* begin Supplied material *
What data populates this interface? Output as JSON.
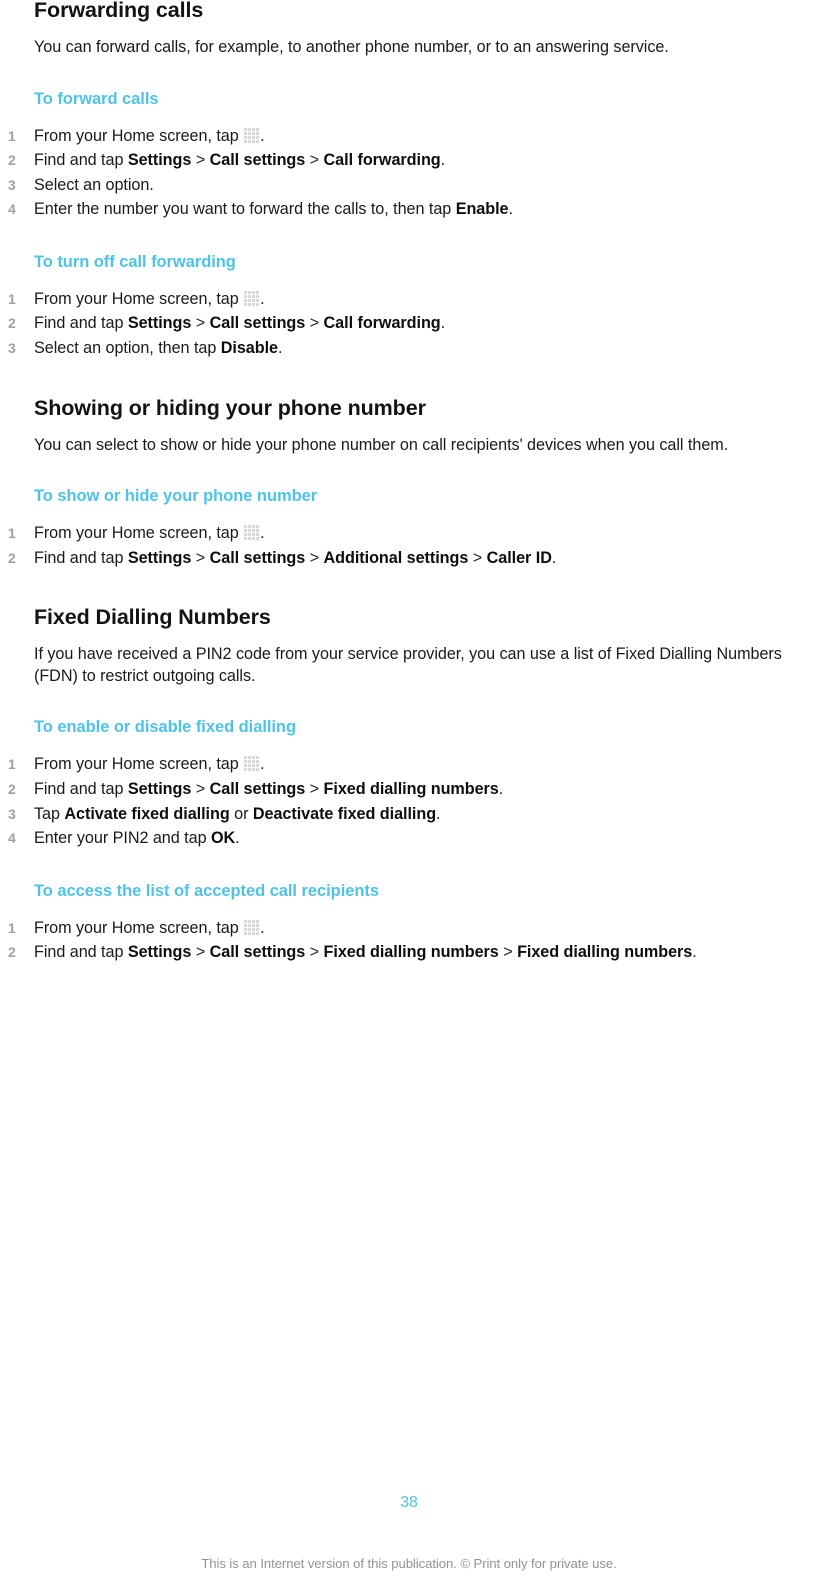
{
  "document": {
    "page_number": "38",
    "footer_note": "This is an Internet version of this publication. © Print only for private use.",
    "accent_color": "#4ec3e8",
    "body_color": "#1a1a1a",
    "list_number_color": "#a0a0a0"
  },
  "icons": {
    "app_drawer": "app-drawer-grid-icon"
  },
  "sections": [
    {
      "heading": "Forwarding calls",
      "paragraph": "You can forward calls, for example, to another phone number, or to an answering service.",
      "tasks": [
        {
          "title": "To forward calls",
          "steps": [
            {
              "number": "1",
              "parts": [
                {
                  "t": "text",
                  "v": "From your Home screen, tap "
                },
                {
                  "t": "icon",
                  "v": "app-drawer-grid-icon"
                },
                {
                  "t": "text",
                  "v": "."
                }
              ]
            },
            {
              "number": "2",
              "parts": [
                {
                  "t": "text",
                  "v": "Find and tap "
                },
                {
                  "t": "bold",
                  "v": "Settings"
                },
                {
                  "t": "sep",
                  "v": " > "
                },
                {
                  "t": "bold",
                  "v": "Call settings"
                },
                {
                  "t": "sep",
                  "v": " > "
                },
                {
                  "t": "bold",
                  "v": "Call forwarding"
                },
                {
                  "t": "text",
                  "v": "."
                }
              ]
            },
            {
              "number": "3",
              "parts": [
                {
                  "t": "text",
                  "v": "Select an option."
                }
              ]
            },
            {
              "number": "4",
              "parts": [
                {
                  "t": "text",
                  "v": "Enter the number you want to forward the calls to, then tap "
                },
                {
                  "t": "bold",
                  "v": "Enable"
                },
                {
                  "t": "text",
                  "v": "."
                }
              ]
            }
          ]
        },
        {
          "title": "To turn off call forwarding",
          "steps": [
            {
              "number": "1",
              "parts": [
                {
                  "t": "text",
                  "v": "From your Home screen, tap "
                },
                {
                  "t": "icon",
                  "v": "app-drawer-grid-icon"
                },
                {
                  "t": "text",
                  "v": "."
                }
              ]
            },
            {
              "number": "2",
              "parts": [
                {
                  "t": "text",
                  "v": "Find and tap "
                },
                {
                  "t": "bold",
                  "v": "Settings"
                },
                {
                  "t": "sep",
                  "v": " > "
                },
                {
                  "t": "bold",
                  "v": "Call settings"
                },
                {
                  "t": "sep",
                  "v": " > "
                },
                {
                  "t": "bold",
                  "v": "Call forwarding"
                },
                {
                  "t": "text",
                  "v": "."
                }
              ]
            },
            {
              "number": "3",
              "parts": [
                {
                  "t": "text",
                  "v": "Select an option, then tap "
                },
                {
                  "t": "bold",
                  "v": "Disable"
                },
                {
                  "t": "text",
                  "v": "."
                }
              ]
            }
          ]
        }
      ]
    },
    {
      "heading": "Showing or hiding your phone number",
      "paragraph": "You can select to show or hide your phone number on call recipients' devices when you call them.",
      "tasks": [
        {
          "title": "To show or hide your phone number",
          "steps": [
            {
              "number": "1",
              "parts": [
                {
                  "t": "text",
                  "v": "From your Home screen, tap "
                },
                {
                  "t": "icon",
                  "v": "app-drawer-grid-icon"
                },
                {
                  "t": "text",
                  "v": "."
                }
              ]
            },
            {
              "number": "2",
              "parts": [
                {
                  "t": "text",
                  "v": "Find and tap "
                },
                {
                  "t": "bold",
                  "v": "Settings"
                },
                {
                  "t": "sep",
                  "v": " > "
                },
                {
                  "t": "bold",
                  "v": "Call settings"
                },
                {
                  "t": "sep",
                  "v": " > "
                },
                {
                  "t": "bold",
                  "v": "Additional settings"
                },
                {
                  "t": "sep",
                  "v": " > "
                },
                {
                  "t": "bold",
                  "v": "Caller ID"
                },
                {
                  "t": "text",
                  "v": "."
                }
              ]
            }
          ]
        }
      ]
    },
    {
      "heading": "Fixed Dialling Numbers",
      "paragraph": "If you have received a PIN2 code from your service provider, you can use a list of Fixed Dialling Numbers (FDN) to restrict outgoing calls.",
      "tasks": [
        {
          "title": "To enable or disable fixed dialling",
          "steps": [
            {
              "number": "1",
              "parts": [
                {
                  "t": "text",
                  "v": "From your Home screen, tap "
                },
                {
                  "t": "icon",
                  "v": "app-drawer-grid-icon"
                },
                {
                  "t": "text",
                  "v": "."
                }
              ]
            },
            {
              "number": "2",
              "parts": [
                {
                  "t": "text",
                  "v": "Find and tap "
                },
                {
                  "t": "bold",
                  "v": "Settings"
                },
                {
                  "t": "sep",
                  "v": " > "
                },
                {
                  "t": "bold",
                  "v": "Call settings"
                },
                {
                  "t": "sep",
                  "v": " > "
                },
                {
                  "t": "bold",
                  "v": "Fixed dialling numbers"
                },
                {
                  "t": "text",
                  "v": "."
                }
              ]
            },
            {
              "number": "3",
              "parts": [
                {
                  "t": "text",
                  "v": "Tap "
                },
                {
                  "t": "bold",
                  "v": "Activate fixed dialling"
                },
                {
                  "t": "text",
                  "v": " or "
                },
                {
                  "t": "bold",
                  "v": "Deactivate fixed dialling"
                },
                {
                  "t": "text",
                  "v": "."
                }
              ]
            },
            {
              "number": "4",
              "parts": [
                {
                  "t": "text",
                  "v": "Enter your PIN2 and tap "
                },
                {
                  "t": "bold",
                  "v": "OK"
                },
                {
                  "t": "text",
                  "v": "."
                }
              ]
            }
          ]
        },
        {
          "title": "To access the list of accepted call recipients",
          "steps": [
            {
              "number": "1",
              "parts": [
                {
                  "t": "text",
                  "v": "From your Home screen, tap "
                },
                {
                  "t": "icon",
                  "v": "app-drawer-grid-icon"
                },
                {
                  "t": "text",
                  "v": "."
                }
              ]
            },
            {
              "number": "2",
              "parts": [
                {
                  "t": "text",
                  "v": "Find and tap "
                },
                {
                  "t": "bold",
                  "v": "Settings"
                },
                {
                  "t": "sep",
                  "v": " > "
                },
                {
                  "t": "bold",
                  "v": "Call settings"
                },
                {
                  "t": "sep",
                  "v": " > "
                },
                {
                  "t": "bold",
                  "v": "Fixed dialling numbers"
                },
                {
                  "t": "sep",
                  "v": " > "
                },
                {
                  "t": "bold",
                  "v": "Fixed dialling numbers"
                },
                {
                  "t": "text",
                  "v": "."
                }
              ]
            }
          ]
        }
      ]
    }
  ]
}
* end Supplied material *
→ Set exercise: Exactly as written, return every line of the listing, but not the pictures.

→ Task solution:
What data populates this interface? Output as JSON.
{
  "document": {
    "page_number": "38",
    "footer_note": "This is an Internet version of this publication. © Print only for private use.",
    "accent_color": "#4ec3e8",
    "body_color": "#1a1a1a",
    "list_number_color": "#a0a0a0"
  },
  "icons": {
    "app_drawer": "app-drawer-grid-icon"
  },
  "sections": [
    {
      "heading": "Forwarding calls",
      "paragraph": "You can forward calls, for example, to another phone number, or to an answering service.",
      "tasks": [
        {
          "title": "To forward calls",
          "steps": [
            {
              "number": "1",
              "parts": [
                {
                  "t": "text",
                  "v": "From your Home screen, tap "
                },
                {
                  "t": "icon",
                  "v": "app-drawer-grid-icon"
                },
                {
                  "t": "text",
                  "v": "."
                }
              ]
            },
            {
              "number": "2",
              "parts": [
                {
                  "t": "text",
                  "v": "Find and tap "
                },
                {
                  "t": "bold",
                  "v": "Settings"
                },
                {
                  "t": "sep",
                  "v": " > "
                },
                {
                  "t": "bold",
                  "v": "Call settings"
                },
                {
                  "t": "sep",
                  "v": " > "
                },
                {
                  "t": "bold",
                  "v": "Call forwarding"
                },
                {
                  "t": "text",
                  "v": "."
                }
              ]
            },
            {
              "number": "3",
              "parts": [
                {
                  "t": "text",
                  "v": "Select an option."
                }
              ]
            },
            {
              "number": "4",
              "parts": [
                {
                  "t": "text",
                  "v": "Enter the number you want to forward the calls to, then tap "
                },
                {
                  "t": "bold",
                  "v": "Enable"
                },
                {
                  "t": "text",
                  "v": "."
                }
              ]
            }
          ]
        },
        {
          "title": "To turn off call forwarding",
          "steps": [
            {
              "number": "1",
              "parts": [
                {
                  "t": "text",
                  "v": "From your Home screen, tap "
                },
                {
                  "t": "icon",
                  "v": "app-drawer-grid-icon"
                },
                {
                  "t": "text",
                  "v": "."
                }
              ]
            },
            {
              "number": "2",
              "parts": [
                {
                  "t": "text",
                  "v": "Find and tap "
                },
                {
                  "t": "bold",
                  "v": "Settings"
                },
                {
                  "t": "sep",
                  "v": " > "
                },
                {
                  "t": "bold",
                  "v": "Call settings"
                },
                {
                  "t": "sep",
                  "v": " > "
                },
                {
                  "t": "bold",
                  "v": "Call forwarding"
                },
                {
                  "t": "text",
                  "v": "."
                }
              ]
            },
            {
              "number": "3",
              "parts": [
                {
                  "t": "text",
                  "v": "Select an option, then tap "
                },
                {
                  "t": "bold",
                  "v": "Disable"
                },
                {
                  "t": "text",
                  "v": "."
                }
              ]
            }
          ]
        }
      ]
    },
    {
      "heading": "Showing or hiding your phone number",
      "paragraph": "You can select to show or hide your phone number on call recipients' devices when you call them.",
      "tasks": [
        {
          "title": "To show or hide your phone number",
          "steps": [
            {
              "number": "1",
              "parts": [
                {
                  "t": "text",
                  "v": "From your Home screen, tap "
                },
                {
                  "t": "icon",
                  "v": "app-drawer-grid-icon"
                },
                {
                  "t": "text",
                  "v": "."
                }
              ]
            },
            {
              "number": "2",
              "parts": [
                {
                  "t": "text",
                  "v": "Find and tap "
                },
                {
                  "t": "bold",
                  "v": "Settings"
                },
                {
                  "t": "sep",
                  "v": " > "
                },
                {
                  "t": "bold",
                  "v": "Call settings"
                },
                {
                  "t": "sep",
                  "v": " > "
                },
                {
                  "t": "bold",
                  "v": "Additional settings"
                },
                {
                  "t": "sep",
                  "v": " > "
                },
                {
                  "t": "bold",
                  "v": "Caller ID"
                },
                {
                  "t": "text",
                  "v": "."
                }
              ]
            }
          ]
        }
      ]
    },
    {
      "heading": "Fixed Dialling Numbers",
      "paragraph": "If you have received a PIN2 code from your service provider, you can use a list of Fixed Dialling Numbers (FDN) to restrict outgoing calls.",
      "tasks": [
        {
          "title": "To enable or disable fixed dialling",
          "steps": [
            {
              "number": "1",
              "parts": [
                {
                  "t": "text",
                  "v": "From your Home screen, tap "
                },
                {
                  "t": "icon",
                  "v": "app-drawer-grid-icon"
                },
                {
                  "t": "text",
                  "v": "."
                }
              ]
            },
            {
              "number": "2",
              "parts": [
                {
                  "t": "text",
                  "v": "Find and tap "
                },
                {
                  "t": "bold",
                  "v": "Settings"
                },
                {
                  "t": "sep",
                  "v": " > "
                },
                {
                  "t": "bold",
                  "v": "Call settings"
                },
                {
                  "t": "sep",
                  "v": " > "
                },
                {
                  "t": "bold",
                  "v": "Fixed dialling numbers"
                },
                {
                  "t": "text",
                  "v": "."
                }
              ]
            },
            {
              "number": "3",
              "parts": [
                {
                  "t": "text",
                  "v": "Tap "
                },
                {
                  "t": "bold",
                  "v": "Activate fixed dialling"
                },
                {
                  "t": "text",
                  "v": " or "
                },
                {
                  "t": "bold",
                  "v": "Deactivate fixed dialling"
                },
                {
                  "t": "text",
                  "v": "."
                }
              ]
            },
            {
              "number": "4",
              "parts": [
                {
                  "t": "text",
                  "v": "Enter your PIN2 and tap "
                },
                {
                  "t": "bold",
                  "v": "OK"
                },
                {
                  "t": "text",
                  "v": "."
                }
              ]
            }
          ]
        },
        {
          "title": "To access the list of accepted call recipients",
          "steps": [
            {
              "number": "1",
              "parts": [
                {
                  "t": "text",
                  "v": "From your Home screen, tap "
                },
                {
                  "t": "icon",
                  "v": "app-drawer-grid-icon"
                },
                {
                  "t": "text",
                  "v": "."
                }
              ]
            },
            {
              "number": "2",
              "parts": [
                {
                  "t": "text",
                  "v": "Find and tap "
                },
                {
                  "t": "bold",
                  "v": "Settings"
                },
                {
                  "t": "sep",
                  "v": " > "
                },
                {
                  "t": "bold",
                  "v": "Call settings"
                },
                {
                  "t": "sep",
                  "v": " > "
                },
                {
                  "t": "bold",
                  "v": "Fixed dialling numbers"
                },
                {
                  "t": "sep",
                  "v": " > "
                },
                {
                  "t": "bold",
                  "v": "Fixed dialling numbers"
                },
                {
                  "t": "text",
                  "v": "."
                }
              ]
            }
          ]
        }
      ]
    }
  ]
}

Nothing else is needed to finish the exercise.